Records from a dataset
---*---

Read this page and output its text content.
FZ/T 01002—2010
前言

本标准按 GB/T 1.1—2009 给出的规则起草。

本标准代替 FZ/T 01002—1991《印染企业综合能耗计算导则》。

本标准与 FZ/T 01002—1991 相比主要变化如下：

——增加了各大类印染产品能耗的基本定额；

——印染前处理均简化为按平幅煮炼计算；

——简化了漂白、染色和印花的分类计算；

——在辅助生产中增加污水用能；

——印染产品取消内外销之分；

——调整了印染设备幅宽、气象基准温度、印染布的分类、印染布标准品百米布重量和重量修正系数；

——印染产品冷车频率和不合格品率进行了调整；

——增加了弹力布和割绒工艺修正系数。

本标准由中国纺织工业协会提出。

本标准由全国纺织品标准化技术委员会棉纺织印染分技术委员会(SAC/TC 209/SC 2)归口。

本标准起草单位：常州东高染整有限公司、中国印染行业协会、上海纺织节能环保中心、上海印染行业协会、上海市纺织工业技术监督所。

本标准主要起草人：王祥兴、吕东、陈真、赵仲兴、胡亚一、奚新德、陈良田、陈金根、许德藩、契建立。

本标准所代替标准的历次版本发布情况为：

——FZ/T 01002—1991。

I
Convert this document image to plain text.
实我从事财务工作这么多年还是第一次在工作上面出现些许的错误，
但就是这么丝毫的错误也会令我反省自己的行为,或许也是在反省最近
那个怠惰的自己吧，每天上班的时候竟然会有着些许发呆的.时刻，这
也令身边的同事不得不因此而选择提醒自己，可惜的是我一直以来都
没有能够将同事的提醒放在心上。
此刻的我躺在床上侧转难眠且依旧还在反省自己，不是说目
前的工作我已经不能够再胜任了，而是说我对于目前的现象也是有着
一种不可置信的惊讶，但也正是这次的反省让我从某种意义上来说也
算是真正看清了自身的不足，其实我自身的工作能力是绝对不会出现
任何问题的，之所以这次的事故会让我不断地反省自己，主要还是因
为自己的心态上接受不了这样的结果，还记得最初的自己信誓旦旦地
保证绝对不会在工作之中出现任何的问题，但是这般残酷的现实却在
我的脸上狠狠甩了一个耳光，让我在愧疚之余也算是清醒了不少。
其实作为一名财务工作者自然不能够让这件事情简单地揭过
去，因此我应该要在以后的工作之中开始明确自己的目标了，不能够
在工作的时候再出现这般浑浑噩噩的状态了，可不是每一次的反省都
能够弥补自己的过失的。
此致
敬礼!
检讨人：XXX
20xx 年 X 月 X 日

---*---

◆ Objective ◆
Please copy out each record, character for character.

◆ Finished task ◆
Read this page and output its text content.
FZ/T 01002—2010
前言

本标准按 GB/T 1.1—2009 给出的规则起草。

本标准代替 FZ/T 01002—1991《印染企业综合能耗计算导则》。

本标准与 FZ/T 01002—1991 相比主要变化如下：

——增加了各大类印染产品能耗的基本定额；

——印染前处理均简化为按平幅煮炼计算；

——简化了漂白、染色和印花的分类计算；

——在辅助生产中增加污水用能；

——印染产品取消内外销之分；

——调整了印染设备幅宽、气象基准温度、印染布的分类、印染布标准品百米布重量和重量修正系数；

——印染产品冷车频率和不合格品率进行了调整；

——增加了弹力布和割绒工艺修正系数。

本标准由中国纺织工业协会提出。

本标准由全国纺织品标准化技术委员会棉纺织印染分技术委员会(SAC/TC 209/SC 2)归口。

本标准起草单位：常州东高染整有限公司、中国印染行业协会、上海纺织节能环保中心、上海印染行业协会、上海市纺织工业技术监督所。

本标准主要起草人：王祥兴、吕东、陈真、赵仲兴、胡亚一、奚新德、陈良田、陈金根、许德藩、契建立。

本标准所代替标准的历次版本发布情况为：

——FZ/T 01002—1991。

I
Convert this document image to plain text.
实我从事财务工作这么多年还是第一次在工作上面出现些许的错误，
但就是这么丝毫的错误也会令我反省自己的行为,或许也是在反省最近
那个怠惰的自己吧，每天上班的时候竟然会有着些许发呆的.时刻，这
也令身边的同事不得不因此而选择提醒自己，可惜的是我一直以来都
没有能够将同事的提醒放在心上。
此刻的我躺在床上侧转难眠且依旧还在反省自己，不是说目
前的工作我已经不能够再胜任了，而是说我对于目前的现象也是有着
一种不可置信的惊讶，但也正是这次的反省让我从某种意义上来说也
算是真正看清了自身的不足，其实我自身的工作能力是绝对不会出现
任何问题的，之所以这次的事故会让我不断地反省自己，主要还是因
为自己的心态上接受不了这样的结果，还记得最初的自己信誓旦旦地
保证绝对不会在工作之中出现任何的问题，但是这般残酷的现实却在
我的脸上狠狠甩了一个耳光，让我在愧疚之余也算是清醒了不少。
其实作为一名财务工作者自然不能够让这件事情简单地揭过
去，因此我应该要在以后的工作之中开始明确自己的目标了，不能够
在工作的时候再出现这般浑浑噩噩的状态了，可不是每一次的反省都
能够弥补自己的过失的。
此致
敬礼!
检讨人：XXX
20xx 年 X 月 X 日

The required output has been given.